## Begin Records provided
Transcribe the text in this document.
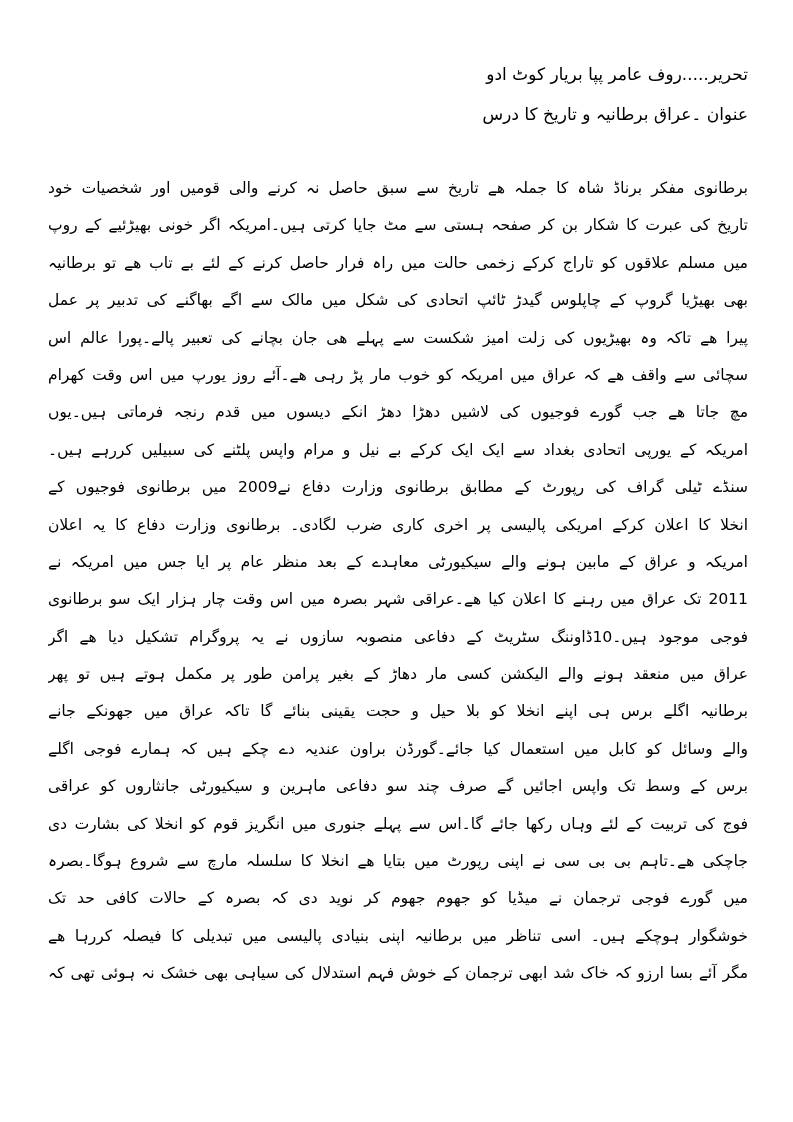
تحریر.....روف عامر پپا بریار کوٹ ادو
عنوان ۔عراق برطانیہ و تاریخ کا درس
برطانوی مفکر برناڈ شاہ کا جملہ ھے تاریخ سے سبق حاصل نہ کرنے والی قومیں اور شخصیات خود
تاریخ کی عبرت کا شکار بن کر صفحہ ہستی سے مٹ جایا کرتی ہیں۔امریکہ اگر خونی بھیڑئیے کے روپ
میں مسلم علاقوں کو تاراج کرکے زخمی حالت میں راہ فرار حاصل کرنے کے لئے بے تاب ھے تو برطانیہ
بھی بھیڑیا گروپ کے چاپلوس گیدڑ ٹائپ اتحادی کی شکل میں مالک سے اگے بھاگنے کی تدبیر پر عمل
پیرا ھے تاکہ وہ بھیڑیوں کی زلت امیز شکست سے پہلے ھی جان بچانے کی تعبیر پالے۔پورا عالم اس
سچائی سے واقف ھے کہ عراق میں امریکہ کو خوب مار پڑ رہی ھے۔آئے روز یورپ میں اس وقت کھرام
مچ جاتا ھے جب گورے فوجیوں کی لاشیں دھڑا دھڑ انکے دیسوں میں قدم رنجہ فرماتی ہیں۔یوں
امریکہ کے یورپی اتحادی بغداد سے ایک ایک کرکے بے نیل و مرام واپس پلٹنے کی سبیلیں کررہے ہیں۔
سنڈے ٹیلی گراف کی رپورٹ کے مطابق برطانوی وزارت دفاع نے2009 میں برطانوی فوجیوں کے
انخلا کا اعلان کرکے امریکی پالیسی پر اخری کاری ضرب لگادی۔ برطانوی وزارت دفاع کا یہ اعلان
امریکہ و عراق کے مابین ہونے والے سیکیورٹی معاہدے کے بعد منظر عام پر ایا جس میں امریکہ نے
2011 تک عراق میں رہنے کا اعلان کیا ھے۔عراقی شہر بصرہ میں اس وقت چار ہزار ایک سو برطانوی
فوجی موجود ہیں۔10ڈاوننگ سٹریٹ کے دفاعی منصوبہ سازوں نے یہ پروگرام تشکیل دیا ھے اگر
عراق میں منعقد ہونے والے الیکشن کسی مار دھاڑ کے بغیر پرامن طور پر مکمل ہوتے ہیں تو پھر
برطانیہ اگلے برس ہی اپنے انخلا کو بلا حیل و حجت یقینی بنائے گا تاکہ عراق میں جھونکے جانے
والے وسائل کو کابل میں استعمال کیا جائے۔گورڈن براون عندیہ دے چکے ہیں کہ ہمارے فوجی اگلے
برس کے وسط تک واپس اجائیں گے صرف چند سو دفاعی ماہرین و سیکیورٹی جانثاروں کو عراقی
فوج کی تربیت کے لئے وہاں رکھا جائے گا۔اس سے پہلے جنوری میں انگریز قوم کو انخلا کی بشارت دی
جاچکی ھے۔تاہم بی بی سی نے اپنی رپورٹ میں بتایا ھے انخلا کا سلسلہ مارچ سے شروع ہوگا۔بصرہ
میں گورے فوجی ترجمان نے میڈیا کو جھوم جھوم کر نوید دی کہ بصرہ کے حالات کافی حد تک
خوشگوار ہوچکے ہیں۔ اسی تناظر میں برطانیہ اپنی بنیادی پالیسی میں تبدیلی کا فیصلہ کررہا ھے
مگر آئے بسا ارزو کہ خاک شد ابھی ترجمان کے خوش فہم استدلال کی سیاہی بھی خشک نہ ہوئی تھی کہ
## End Records provided
* _Task details_:
Quote in full the listing given above; the images are to be left out.

* _Correct answer_:
Transcribe the text in this document.
تحریر.....روف عامر پپا بریار کوٹ ادو
عنوان ۔عراق برطانیہ و تاریخ کا درس
برطانوی مفکر برناڈ شاہ کا جملہ ھے تاریخ سے سبق حاصل نہ کرنے والی قومیں اور شخصیات خود
تاریخ کی عبرت کا شکار بن کر صفحہ ہستی سے مٹ جایا کرتی ہیں۔امریکہ اگر خونی بھیڑئیے کے روپ
میں مسلم علاقوں کو تاراج کرکے زخمی حالت میں راہ فرار حاصل کرنے کے لئے بے تاب ھے تو برطانیہ
بھی بھیڑیا گروپ کے چاپلوس گیدڑ ٹائپ اتحادی کی شکل میں مالک سے اگے بھاگنے کی تدبیر پر عمل
پیرا ھے تاکہ وہ بھیڑیوں کی زلت امیز شکست سے پہلے ھی جان بچانے کی تعبیر پالے۔پورا عالم اس
سچائی سے واقف ھے کہ عراق میں امریکہ کو خوب مار پڑ رہی ھے۔آئے روز یورپ میں اس وقت کھرام
مچ جاتا ھے جب گورے فوجیوں کی لاشیں دھڑا دھڑ انکے دیسوں میں قدم رنجہ فرماتی ہیں۔یوں
امریکہ کے یورپی اتحادی بغداد سے ایک ایک کرکے بے نیل و مرام واپس پلٹنے کی سبیلیں کررہے ہیں۔
سنڈے ٹیلی گراف کی رپورٹ کے مطابق برطانوی وزارت دفاع نے2009 میں برطانوی فوجیوں کے
انخلا کا اعلان کرکے امریکی پالیسی پر اخری کاری ضرب لگادی۔ برطانوی وزارت دفاع کا یہ اعلان
امریکہ و عراق کے مابین ہونے والے سیکیورٹی معاہدے کے بعد منظر عام پر ایا جس میں امریکہ نے
2011 تک عراق میں رہنے کا اعلان کیا ھے۔عراقی شہر بصرہ میں اس وقت چار ہزار ایک سو برطانوی
فوجی موجود ہیں۔10ڈاوننگ سٹریٹ کے دفاعی منصوبہ سازوں نے یہ پروگرام تشکیل دیا ھے اگر
عراق میں منعقد ہونے والے الیکشن کسی مار دھاڑ کے بغیر پرامن طور پر مکمل ہوتے ہیں تو پھر
برطانیہ اگلے برس ہی اپنے انخلا کو بلا حیل و حجت یقینی بنائے گا تاکہ عراق میں جھونکے جانے
والے وسائل کو کابل میں استعمال کیا جائے۔گورڈن براون عندیہ دے چکے ہیں کہ ہمارے فوجی اگلے
برس کے وسط تک واپس اجائیں گے صرف چند سو دفاعی ماہرین و سیکیورٹی جانثاروں کو عراقی
فوج کی تربیت کے لئے وہاں رکھا جائے گا۔اس سے پہلے جنوری میں انگریز قوم کو انخلا کی بشارت دی
جاچکی ھے۔تاہم بی بی سی نے اپنی رپورٹ میں بتایا ھے انخلا کا سلسلہ مارچ سے شروع ہوگا۔بصرہ
میں گورے فوجی ترجمان نے میڈیا کو جھوم جھوم کر نوید دی کہ بصرہ کے حالات کافی حد تک
خوشگوار ہوچکے ہیں۔ اسی تناظر میں برطانیہ اپنی بنیادی پالیسی میں تبدیلی کا فیصلہ کررہا ھے
مگر آئے بسا ارزو کہ خاک شد ابھی ترجمان کے خوش فہم استدلال کی سیاہی بھی خشک نہ ہوئی تھی کہ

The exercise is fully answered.